**What is needed**
Below are the entries; output exactly the lines from the one containing "What text is on this page?" through the final line, inclusive.

**Items**
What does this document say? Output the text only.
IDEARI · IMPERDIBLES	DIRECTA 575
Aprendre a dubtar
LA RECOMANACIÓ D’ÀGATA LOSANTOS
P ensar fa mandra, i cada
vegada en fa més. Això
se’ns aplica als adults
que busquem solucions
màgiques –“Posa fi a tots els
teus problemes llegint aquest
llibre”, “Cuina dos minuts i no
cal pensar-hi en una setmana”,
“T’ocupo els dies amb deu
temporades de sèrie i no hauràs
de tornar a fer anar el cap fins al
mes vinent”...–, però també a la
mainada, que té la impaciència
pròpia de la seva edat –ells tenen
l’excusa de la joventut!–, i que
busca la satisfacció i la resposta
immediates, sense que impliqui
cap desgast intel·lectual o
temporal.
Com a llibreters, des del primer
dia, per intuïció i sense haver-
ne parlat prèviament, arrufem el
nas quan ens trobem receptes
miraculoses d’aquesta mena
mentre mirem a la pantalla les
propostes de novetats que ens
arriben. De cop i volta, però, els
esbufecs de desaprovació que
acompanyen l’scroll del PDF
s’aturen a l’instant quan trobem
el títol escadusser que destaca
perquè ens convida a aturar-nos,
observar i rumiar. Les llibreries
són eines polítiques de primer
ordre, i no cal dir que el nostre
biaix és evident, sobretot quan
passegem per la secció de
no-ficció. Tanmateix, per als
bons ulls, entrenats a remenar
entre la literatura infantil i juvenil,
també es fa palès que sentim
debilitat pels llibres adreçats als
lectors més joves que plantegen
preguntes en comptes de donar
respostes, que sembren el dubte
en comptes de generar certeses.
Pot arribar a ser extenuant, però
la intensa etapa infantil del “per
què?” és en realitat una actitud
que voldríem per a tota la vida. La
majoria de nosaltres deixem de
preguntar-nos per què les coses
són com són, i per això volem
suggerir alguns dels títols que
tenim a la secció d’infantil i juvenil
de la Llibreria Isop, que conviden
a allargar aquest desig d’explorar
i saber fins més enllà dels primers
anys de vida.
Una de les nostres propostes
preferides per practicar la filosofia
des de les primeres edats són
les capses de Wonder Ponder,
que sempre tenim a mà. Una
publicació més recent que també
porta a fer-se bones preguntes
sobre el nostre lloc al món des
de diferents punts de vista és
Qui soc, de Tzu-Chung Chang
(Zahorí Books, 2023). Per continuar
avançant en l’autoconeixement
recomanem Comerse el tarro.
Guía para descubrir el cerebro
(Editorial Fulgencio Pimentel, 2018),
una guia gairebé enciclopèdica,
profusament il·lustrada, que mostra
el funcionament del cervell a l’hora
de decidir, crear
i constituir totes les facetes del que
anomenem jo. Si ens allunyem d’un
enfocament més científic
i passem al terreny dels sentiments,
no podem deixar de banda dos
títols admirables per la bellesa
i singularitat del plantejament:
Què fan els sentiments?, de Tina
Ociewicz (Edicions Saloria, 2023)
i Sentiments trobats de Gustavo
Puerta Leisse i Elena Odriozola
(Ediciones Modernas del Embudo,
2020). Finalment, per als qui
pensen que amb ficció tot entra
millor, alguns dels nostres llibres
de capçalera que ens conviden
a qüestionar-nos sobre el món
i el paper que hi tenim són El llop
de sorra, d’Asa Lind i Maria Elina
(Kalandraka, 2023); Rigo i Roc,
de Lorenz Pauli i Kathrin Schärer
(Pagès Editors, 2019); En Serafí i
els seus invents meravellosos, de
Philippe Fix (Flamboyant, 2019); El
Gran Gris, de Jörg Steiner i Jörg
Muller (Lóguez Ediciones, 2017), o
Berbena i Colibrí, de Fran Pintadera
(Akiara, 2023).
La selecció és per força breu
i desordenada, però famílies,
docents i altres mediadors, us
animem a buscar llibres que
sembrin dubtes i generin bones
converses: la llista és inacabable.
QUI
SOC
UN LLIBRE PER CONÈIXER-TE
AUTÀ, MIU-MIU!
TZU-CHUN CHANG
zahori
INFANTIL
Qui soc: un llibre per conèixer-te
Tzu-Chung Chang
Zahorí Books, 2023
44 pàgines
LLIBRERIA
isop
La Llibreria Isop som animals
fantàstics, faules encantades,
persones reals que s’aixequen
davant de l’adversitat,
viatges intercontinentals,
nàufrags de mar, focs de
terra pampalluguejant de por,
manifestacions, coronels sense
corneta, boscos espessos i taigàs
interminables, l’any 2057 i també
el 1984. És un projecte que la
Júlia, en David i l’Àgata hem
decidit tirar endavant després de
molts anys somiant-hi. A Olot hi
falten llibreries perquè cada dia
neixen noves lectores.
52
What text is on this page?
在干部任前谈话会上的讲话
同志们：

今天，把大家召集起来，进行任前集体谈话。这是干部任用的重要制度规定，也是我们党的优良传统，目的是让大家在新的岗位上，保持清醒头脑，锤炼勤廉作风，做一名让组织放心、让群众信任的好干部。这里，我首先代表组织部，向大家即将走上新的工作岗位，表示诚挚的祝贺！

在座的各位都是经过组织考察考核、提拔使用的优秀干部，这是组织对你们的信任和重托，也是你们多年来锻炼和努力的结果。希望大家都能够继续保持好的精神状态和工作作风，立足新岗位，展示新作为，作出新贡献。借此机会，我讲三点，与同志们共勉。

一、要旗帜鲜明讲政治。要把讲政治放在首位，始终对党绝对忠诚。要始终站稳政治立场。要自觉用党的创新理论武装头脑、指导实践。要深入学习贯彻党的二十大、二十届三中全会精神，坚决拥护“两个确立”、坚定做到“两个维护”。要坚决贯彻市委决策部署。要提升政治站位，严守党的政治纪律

**Solution to this exercise**
What text is on this page?
在干部任前谈话会上的讲话
同志们：

今天，把大家召集起来，进行任前集体谈话。这是干部任用的重要制度规定，也是我们党的优良传统，目的是让大家在新的岗位上，保持清醒头脑，锤炼勤廉作风，做一名让组织放心、让群众信任的好干部。这里，我首先代表组织部，向大家即将走上新的工作岗位，表示诚挚的祝贺！

在座的各位都是经过组织考察考核、提拔使用的优秀干部，这是组织对你们的信任和重托，也是你们多年来锻炼和努力的结果。希望大家都能够继续保持好的精神状态和工作作风，立足新岗位，展示新作为，作出新贡献。借此机会，我讲三点，与同志们共勉。

一、要旗帜鲜明讲政治。要把讲政治放在首位，始终对党绝对忠诚。要始终站稳政治立场。要自觉用党的创新理论武装头脑、指导实践。要深入学习贯彻党的二十大、二十届三中全会精神，坚决拥护“两个确立”、坚定做到“两个维护”。要坚决贯彻市委决策部署。要提升政治站位，严守党的政治纪律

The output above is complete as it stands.